→ Exercise tasks
A. In the ProGAN article, what image resolution does the generator start with before it is progressively grown?
B. Pick up the ProGAN article after its final sentence and continue it.
___ Page extract
If we are already familiar with GANs and know how they work, continue through this article, but if not, it's recommended to check out this blog post first.

Gan Improvements

Image source

In this section, We will learn about GAN improvements. We will see how GANs have advanced over time. In the figure above we can see a visualization of the rate at which GANs have improved over the years.

StyleGan3 is the king in image generation, it beat other GANs out of the water on quantitative and qualitative evaluation metrics, both when it comes to fidelity and diversity.

Because of these papers and others, GANs have advanced largely from improved training, stability, capacity, and diversity.

ProGAN Overview

In this section, we will learn about ProGAN's relatively new architecture that's considered an inflection point improvement in GAN. We will go over ProGAN's primary goals and get an introduction to its architecture in individual components.

ProGAN goals

  • Produce high-quality, high-resolution images.
  • Greater diversity of images in the output.
  • Improve stability in GANs.
  • Increase variation in the generated images.

Main components of ProGAN

Traditional Generative adversarial networks have two components; the generator and the discriminator. The generator network takes a random latent vector (z∈Z) and tries to generate a realistic image. The discriminator network tries to differentiate real images from generated ones. When we train the two networks together the generator starts generating images indistinguishable from real ones.

In ProGAN the key idea is to grow both the generator and discrimination progressively, The generator starts with learning to generate a very small input image of 4x4, and then when it has achieved that task, where the target images look very close to the generated images so the discriminator can't distinguish between them at this specific resolution, then we update it, and the generator generates 8x8 images. When it's finished with that challenge, we upgrade it again to 16x16, and we can imagine this continuing until eventually reach 1024 x 1024 pixel images.

This idea just makes sense because it's similar to the way that we learn. If we take mathematics, for example, we don't ask on day 1 to calculate gradients; we start from the foundation doing simple addition, and then we are progressively grown to do more challenging tasks. This is the key idea in ProGAN, but additionally, the authors also describe several implementation details that are important and they are Minibatch Standard Deviation, Fading in new layers, and Normalization (PixelNorm & Eq. LR). Now let's get a deeper dive into each of these components and how they work.

Progressive Growing

In this section, we will learn about progressive growing, which is the key idea of ProGAN. We will go over both the intuition behind it as well as the motivation and then we will dive a little bit deeper into how to implement it.
______
___ Supplied data
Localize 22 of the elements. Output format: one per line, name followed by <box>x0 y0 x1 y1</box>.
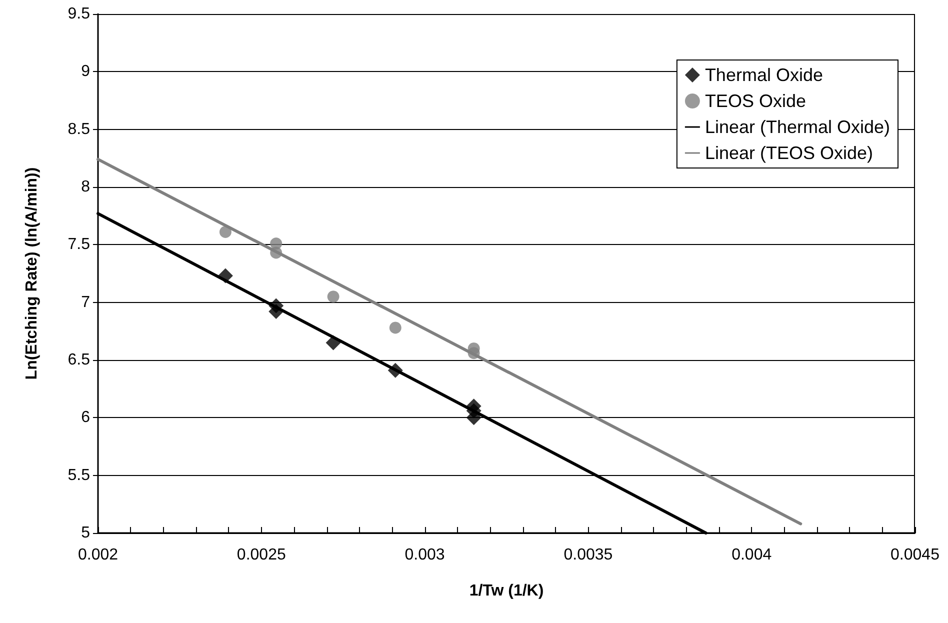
______
→ Results of the exercise
A. It starts by generating very small 4x4 images.

B.
First off, progressive growing is trying to make it easier for the generator to generate higher resolution images by gradually training it from lower resolution images to higher resolution images. Starting with an easier task, a very blurry image for it to generate a 4x4 image with only 16 pixels to then a much higher resolution image over time.

Image from the research paper

First, the generator just needs to generate a four-by-four image and the discriminator needs to evaluate whether it's real or fake. Of course, to make it not so obvious what's real or fake, the real images will also be downsampled to a four-by-four image. In the next step of progressive growing, everything is doubled, so the image now generated is an eight-by-eight image. It's of a much higher resolution image than before, but still an easier task than a super high-resolution image, and of course, the reals are also down-sampled to an eight-by-eight image to make it not so obvious which ones are real and which ones are fake. Following this chain, the generator is eventually able to generate super high-resolution images, and the discriminator will look at that higher resolution image against real images that will also be at this high resolution, so no longer downsampled and be able to detect whether it's real or fake.

In the image below, we can see progressive growing in action from really pixelated four-by-four pixels to super-high-resolution images.

Image source

Minibatch Standard Deviation

GANs have a tendency to not show as varied images as in training data, so the authors of ProGAN solve this issue with a simple approach. They first compute the standard deviation for every example across all of the channels and all of the pixel values, and then they take a mean across all of over the batch. Then they replicate that value (which is just a single scalar value) across all of the examples and then all of the pixel values to get a single channel, and concatenate it to the input.

Fading in new layers

By now, we should understand how, in ProGANs, we do progressive growing where we start by 4x4, then 8x8, etc. But this progressive growing isn't as straightforward as just doubling in size immediately at these scheduled intervals, it's actually a little bit more gradual than that.

For the generator

When we want to generate a double-size image, first we upsample the image (upsampling could use techniques like nearest neighbors filtering). Without using any learned parameters it's just very basic upsampling, and then in the next step we could do 99% upsampling and 1% of taking the upsampled image into a convolutional layer that produces a double size resolution image, so we have some learned parameters.

Over time we start to decrease the percentage of upsampling, and increase the percentage of learned parameters, so the image starts to look perhaps more like the target (I.e face, if we want to generate faces), and less like just upsampling from nearest neighbors upsampling. Over time, the model will begin to rely not on the upsampling, but instead just rely on learned parameters for inference.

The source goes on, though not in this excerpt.